*GIVEN INSTRUCTION*
Please return the full listing below without altering anything.

* Begin RECORDS SHOWN *

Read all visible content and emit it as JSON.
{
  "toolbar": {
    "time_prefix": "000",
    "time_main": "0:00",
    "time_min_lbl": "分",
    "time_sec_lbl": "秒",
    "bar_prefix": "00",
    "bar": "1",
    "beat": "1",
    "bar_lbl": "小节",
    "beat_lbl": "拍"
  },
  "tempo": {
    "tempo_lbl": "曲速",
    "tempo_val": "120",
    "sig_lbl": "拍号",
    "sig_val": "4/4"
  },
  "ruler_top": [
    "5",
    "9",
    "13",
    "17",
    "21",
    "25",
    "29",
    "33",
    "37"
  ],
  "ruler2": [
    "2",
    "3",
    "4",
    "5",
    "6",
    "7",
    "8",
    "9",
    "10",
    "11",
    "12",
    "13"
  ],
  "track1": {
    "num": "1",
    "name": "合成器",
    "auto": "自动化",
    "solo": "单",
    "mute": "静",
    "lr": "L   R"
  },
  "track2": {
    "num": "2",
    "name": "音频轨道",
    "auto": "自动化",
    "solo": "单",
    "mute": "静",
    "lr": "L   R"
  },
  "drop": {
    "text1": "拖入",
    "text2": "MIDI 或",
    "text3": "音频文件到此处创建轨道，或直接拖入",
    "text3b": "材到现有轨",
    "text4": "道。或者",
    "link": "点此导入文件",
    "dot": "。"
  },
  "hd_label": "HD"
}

* End RECORDS SHOWN *

*FULL RESPONSE*
Read all visible content and emit it as JSON.
{
  "toolbar": {
    "time_prefix": "000",
    "time_main": "0:00",
    "time_min_lbl": "分",
    "time_sec_lbl": "秒",
    "bar_prefix": "00",
    "bar": "1",
    "beat": "1",
    "bar_lbl": "小节",
    "beat_lbl": "拍"
  },
  "tempo": {
    "tempo_lbl": "曲速",
    "tempo_val": "120",
    "sig_lbl": "拍号",
    "sig_val": "4/4"
  },
  "ruler_top": [
    "5",
    "9",
    "13",
    "17",
    "21",
    "25",
    "29",
    "33",
    "37"
  ],
  "ruler2": [
    "2",
    "3",
    "4",
    "5",
    "6",
    "7",
    "8",
    "9",
    "10",
    "11",
    "12",
    "13"
  ],
  "track1": {
    "num": "1",
    "name": "合成器",
    "auto": "自动化",
    "solo": "单",
    "mute": "静",
    "lr": "L   R"
  },
  "track2": {
    "num": "2",
    "name": "音频轨道",
    "auto": "自动化",
    "solo": "单",
    "mute": "静",
    "lr": "L   R"
  },
  "drop": {
    "text1": "拖入",
    "text2": "MIDI 或",
    "text3": "音频文件到此处创建轨道，或直接拖入",
    "text3b": "材到现有轨",
    "text4": "道。或者",
    "link": "点此导入文件",
    "dot": "。"
  },
  "hd_label": "HD"
}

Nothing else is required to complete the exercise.